A run of records

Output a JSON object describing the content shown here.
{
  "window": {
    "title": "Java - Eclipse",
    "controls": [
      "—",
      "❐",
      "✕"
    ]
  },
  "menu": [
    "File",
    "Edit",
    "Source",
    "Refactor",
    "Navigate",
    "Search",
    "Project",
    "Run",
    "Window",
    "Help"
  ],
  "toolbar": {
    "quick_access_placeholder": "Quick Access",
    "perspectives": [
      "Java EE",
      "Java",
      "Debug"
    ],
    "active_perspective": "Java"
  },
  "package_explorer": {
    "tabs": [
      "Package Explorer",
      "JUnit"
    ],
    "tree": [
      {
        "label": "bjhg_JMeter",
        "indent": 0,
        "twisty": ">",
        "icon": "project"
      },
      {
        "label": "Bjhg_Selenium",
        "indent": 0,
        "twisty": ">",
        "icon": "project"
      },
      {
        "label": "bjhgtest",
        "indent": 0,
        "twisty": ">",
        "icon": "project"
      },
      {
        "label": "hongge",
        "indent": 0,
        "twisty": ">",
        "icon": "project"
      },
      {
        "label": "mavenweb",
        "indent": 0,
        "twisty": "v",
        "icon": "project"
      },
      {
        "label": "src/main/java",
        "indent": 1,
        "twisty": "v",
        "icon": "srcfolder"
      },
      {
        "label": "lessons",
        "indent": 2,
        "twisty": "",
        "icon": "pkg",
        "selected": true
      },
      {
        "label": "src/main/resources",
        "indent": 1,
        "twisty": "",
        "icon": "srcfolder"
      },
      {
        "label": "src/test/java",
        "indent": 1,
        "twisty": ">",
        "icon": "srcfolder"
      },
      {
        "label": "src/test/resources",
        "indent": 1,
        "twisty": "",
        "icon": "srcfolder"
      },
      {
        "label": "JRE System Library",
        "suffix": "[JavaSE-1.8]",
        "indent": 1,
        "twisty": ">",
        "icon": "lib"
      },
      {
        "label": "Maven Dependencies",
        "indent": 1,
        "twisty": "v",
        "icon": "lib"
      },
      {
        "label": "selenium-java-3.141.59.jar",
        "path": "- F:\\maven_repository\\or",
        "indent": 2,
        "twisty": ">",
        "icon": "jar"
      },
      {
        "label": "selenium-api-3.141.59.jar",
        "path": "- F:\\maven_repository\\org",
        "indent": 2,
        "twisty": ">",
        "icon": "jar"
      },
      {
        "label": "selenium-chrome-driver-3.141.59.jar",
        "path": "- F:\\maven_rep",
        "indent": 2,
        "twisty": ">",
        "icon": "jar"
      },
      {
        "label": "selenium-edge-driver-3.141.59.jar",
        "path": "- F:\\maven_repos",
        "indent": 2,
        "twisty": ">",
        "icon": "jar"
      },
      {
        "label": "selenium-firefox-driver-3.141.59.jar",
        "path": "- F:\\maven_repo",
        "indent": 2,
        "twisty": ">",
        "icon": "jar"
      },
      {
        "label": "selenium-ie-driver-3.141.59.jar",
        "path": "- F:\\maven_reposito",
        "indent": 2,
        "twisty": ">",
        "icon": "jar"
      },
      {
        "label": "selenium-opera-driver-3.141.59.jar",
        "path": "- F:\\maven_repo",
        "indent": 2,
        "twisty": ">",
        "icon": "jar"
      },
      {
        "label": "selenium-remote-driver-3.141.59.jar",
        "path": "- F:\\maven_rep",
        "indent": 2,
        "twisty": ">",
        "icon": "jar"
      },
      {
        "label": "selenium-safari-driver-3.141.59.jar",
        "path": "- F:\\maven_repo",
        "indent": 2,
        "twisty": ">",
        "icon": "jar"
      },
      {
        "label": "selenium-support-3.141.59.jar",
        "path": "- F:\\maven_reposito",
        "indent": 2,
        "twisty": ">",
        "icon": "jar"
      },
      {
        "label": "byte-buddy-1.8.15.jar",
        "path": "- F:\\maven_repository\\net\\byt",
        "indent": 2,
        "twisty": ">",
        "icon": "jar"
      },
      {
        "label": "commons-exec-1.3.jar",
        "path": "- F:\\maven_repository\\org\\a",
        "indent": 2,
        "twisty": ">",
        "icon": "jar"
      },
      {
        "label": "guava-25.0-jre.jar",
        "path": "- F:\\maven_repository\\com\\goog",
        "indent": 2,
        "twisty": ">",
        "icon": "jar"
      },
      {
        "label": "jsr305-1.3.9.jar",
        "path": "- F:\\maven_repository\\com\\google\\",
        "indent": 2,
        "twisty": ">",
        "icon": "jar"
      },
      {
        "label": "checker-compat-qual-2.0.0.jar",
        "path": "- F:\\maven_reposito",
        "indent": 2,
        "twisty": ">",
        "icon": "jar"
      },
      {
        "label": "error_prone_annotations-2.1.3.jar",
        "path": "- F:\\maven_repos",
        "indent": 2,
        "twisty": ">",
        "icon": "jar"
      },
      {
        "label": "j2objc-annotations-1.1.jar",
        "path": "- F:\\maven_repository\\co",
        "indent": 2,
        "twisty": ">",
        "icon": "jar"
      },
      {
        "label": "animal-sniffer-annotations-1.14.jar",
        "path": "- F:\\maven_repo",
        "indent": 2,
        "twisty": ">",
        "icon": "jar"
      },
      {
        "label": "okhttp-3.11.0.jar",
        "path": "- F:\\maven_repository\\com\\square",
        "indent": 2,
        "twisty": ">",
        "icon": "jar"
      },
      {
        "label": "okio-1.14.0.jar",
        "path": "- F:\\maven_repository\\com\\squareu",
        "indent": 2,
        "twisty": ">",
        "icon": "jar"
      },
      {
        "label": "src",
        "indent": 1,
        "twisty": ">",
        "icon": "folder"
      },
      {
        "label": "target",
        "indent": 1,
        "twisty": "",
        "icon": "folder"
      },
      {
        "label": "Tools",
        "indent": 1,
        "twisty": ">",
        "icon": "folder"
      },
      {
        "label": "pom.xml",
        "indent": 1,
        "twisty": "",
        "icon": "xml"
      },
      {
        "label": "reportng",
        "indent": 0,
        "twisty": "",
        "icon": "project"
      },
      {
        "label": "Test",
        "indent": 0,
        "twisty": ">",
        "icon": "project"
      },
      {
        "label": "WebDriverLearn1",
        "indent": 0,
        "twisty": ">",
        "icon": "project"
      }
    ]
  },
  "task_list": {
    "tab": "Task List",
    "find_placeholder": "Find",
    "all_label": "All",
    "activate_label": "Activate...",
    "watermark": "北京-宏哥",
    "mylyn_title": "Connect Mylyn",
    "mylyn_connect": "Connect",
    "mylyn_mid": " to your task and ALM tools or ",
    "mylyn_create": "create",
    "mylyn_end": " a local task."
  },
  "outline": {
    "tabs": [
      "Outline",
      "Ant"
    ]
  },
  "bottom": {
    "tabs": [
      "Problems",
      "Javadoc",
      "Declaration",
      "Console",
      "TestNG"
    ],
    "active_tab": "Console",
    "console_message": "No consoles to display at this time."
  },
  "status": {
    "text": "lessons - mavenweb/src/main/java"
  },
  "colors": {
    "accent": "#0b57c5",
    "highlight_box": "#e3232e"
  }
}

Stated problem:
Among the lines above, determine how many hold the word "resources"; report the figure alone.

Final answer:
2